EXERCISE GOAL. Look for "Output a JSON" in the listing below, then copy exactly the line it appears in and all lines after it to the end, and nothing more.

GIVEN INFORMATION.
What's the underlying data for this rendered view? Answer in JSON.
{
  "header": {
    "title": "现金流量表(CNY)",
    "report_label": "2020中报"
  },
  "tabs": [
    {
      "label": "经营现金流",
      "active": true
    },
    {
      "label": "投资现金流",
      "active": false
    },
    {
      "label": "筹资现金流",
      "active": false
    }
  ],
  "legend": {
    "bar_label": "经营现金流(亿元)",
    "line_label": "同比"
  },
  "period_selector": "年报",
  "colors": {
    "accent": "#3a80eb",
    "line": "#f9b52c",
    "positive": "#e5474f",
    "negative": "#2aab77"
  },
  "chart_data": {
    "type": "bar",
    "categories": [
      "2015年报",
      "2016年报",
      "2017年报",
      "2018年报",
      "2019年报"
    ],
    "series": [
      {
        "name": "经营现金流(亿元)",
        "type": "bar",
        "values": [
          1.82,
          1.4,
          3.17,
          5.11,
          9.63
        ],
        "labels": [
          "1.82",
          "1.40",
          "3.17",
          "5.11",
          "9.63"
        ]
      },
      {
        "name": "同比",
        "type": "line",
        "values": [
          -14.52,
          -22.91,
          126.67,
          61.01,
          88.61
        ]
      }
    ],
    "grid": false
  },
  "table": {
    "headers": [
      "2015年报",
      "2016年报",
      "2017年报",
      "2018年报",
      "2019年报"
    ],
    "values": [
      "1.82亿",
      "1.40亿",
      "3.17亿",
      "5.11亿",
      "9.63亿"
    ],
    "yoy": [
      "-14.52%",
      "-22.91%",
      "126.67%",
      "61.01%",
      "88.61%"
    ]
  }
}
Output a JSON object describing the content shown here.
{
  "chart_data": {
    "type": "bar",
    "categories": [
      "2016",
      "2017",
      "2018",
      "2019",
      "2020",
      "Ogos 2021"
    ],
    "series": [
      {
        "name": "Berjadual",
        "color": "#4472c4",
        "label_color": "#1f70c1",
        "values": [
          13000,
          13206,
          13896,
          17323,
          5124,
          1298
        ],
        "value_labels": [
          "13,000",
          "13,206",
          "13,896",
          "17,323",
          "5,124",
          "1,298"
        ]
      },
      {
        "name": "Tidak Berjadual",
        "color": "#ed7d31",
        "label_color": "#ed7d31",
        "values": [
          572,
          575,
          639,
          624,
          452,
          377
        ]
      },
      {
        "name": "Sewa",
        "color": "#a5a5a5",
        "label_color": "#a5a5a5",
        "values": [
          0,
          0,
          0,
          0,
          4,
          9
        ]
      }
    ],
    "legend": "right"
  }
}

TASK RESPONSE.
Output a JSON object describing the content shown here.
{
  "chart_data": {
    "type": "bar",
    "categories": [
      "2016",
      "2017",
      "2018",
      "2019",
      "2020",
      "Ogos 2021"
    ],
    "series": [
      {
        "name": "Berjadual",
        "color": "#4472c4",
        "label_color": "#1f70c1",
        "values": [
          13000,
          13206,
          13896,
          17323,
          5124,
          1298
        ],
        "value_labels": [
          "13,000",
          "13,206",
          "13,896",
          "17,323",
          "5,124",
          "1,298"
        ]
      },
      {
        "name": "Tidak Berjadual",
        "color": "#ed7d31",
        "label_color": "#ed7d31",
        "values": [
          572,
          575,
          639,
          624,
          452,
          377
        ]
      },
      {
        "name": "Sewa",
        "color": "#a5a5a5",
        "label_color": "#a5a5a5",
        "values": [
          0,
          0,
          0,
          0,
          4,
          9
        ]
      }
    ],
    "legend": "right"
  }
}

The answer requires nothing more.